◆ **Challenge**:
Copy out everything from the start of the items below down to the line that contains "- sample-list-panel-left: 1、血痕（血棉签、纸巾血、血痕干片、血布）；", including that line, keeping each character unchanged.

--- Start ---

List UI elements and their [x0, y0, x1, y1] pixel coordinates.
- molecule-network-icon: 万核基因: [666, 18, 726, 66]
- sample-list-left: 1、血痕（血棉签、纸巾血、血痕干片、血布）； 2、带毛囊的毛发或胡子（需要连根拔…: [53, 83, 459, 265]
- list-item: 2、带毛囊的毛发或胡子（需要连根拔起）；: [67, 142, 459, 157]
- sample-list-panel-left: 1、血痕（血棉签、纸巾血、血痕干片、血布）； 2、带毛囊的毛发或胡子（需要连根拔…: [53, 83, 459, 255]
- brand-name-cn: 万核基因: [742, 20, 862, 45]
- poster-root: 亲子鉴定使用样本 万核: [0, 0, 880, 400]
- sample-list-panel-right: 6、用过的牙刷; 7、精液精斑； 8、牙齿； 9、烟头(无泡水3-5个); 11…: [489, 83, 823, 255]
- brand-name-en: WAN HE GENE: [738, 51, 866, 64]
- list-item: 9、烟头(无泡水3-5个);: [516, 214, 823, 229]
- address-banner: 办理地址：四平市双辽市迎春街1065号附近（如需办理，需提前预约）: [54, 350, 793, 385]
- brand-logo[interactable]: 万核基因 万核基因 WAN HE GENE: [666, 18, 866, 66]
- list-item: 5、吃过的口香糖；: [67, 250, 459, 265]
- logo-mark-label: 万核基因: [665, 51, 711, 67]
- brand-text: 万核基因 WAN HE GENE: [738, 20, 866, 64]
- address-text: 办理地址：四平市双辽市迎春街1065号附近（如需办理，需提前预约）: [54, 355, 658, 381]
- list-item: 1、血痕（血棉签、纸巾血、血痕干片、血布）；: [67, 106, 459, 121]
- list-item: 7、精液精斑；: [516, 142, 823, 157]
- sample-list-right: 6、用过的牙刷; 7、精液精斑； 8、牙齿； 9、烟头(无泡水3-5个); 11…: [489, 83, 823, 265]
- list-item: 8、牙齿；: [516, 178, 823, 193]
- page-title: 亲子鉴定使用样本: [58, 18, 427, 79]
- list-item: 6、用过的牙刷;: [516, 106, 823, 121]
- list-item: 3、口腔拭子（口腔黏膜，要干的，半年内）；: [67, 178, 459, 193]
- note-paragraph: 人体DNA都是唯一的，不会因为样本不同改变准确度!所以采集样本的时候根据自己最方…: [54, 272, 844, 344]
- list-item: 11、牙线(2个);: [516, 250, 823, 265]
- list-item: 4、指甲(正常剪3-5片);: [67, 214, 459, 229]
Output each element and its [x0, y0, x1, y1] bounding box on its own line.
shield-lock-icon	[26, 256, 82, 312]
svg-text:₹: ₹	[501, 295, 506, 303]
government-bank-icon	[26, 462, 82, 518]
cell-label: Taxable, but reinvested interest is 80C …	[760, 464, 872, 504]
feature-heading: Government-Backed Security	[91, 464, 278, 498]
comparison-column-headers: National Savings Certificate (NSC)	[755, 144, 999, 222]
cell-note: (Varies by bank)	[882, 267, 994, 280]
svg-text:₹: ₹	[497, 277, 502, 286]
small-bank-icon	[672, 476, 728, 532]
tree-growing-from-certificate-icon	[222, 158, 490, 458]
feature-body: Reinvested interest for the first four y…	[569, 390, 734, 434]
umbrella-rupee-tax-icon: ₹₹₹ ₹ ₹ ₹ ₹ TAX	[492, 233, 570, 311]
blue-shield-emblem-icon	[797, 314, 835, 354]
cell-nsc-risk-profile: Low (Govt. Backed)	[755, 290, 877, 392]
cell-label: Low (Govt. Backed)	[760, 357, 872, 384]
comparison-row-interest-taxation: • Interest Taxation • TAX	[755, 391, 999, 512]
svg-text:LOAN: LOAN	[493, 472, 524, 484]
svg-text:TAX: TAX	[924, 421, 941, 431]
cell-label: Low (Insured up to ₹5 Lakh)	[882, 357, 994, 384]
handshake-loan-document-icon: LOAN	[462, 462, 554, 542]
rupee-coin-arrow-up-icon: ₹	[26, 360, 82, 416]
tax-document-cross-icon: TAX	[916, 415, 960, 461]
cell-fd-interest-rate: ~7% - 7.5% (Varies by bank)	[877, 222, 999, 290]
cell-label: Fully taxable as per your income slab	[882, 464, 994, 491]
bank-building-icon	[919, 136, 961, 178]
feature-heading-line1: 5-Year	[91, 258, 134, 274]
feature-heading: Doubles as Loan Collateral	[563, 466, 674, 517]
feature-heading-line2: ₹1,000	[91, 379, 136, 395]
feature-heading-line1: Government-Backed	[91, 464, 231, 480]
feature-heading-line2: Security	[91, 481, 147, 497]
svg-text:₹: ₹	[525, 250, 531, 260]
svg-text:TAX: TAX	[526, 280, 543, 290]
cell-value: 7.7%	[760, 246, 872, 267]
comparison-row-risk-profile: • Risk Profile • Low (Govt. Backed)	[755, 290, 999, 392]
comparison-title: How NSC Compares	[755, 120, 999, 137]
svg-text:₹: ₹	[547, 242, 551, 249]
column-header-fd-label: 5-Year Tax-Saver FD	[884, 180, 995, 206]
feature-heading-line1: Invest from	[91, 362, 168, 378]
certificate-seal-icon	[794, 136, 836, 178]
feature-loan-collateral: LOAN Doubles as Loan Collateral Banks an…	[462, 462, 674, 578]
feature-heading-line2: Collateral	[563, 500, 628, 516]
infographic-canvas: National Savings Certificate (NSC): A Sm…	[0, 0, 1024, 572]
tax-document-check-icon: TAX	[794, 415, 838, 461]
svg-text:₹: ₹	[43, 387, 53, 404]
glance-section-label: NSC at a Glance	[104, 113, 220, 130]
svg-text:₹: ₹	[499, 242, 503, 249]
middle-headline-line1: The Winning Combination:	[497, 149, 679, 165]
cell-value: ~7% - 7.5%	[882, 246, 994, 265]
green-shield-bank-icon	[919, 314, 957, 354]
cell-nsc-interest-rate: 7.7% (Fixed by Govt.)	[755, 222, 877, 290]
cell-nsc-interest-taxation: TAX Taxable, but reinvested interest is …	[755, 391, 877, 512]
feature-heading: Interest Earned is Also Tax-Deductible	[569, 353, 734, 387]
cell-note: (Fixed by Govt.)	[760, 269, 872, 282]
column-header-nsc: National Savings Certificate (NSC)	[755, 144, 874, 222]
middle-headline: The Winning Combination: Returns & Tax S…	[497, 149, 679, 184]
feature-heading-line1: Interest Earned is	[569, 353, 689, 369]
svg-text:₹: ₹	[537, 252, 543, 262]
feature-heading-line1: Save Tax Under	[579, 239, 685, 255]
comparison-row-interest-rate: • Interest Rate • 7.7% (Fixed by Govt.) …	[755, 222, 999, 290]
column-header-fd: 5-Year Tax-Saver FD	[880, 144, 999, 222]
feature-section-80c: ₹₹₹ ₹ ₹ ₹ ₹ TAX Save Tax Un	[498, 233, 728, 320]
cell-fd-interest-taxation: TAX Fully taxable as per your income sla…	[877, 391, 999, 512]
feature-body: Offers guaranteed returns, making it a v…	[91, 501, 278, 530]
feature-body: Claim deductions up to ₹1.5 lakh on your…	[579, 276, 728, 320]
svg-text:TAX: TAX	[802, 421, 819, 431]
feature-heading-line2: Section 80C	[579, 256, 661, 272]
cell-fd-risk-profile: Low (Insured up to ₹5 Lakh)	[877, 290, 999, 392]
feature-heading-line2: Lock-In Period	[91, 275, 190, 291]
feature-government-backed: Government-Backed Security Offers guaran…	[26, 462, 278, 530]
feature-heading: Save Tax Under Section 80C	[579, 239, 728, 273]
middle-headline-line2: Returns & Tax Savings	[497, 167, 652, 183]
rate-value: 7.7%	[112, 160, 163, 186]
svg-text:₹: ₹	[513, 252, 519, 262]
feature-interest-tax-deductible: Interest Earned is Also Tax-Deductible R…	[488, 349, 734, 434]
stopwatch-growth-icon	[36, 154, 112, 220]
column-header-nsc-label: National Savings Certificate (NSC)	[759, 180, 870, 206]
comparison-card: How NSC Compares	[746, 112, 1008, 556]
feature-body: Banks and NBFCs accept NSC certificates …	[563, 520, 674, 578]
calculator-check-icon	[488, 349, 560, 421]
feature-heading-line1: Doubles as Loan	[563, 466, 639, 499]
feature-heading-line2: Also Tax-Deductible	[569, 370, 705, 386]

--- End ---

◆ **Complete output**:
List UI elements and their [x0, y0, x1, y1] pixel coordinates.
- molecule-network-icon: 万核基因: [666, 18, 726, 66]
- sample-list-left: 1、血痕（血棉签、纸巾血、血痕干片、血布）； 2、带毛囊的毛发或胡子（需要连根拔…: [53, 83, 459, 265]
- list-item: 2、带毛囊的毛发或胡子（需要连根拔起）；: [67, 142, 459, 157]
- sample-list-panel-left: 1、血痕（血棉签、纸巾血、血痕干片、血布）； 2、带毛囊的毛发或胡子（需要连根拔…: [53, 83, 459, 255]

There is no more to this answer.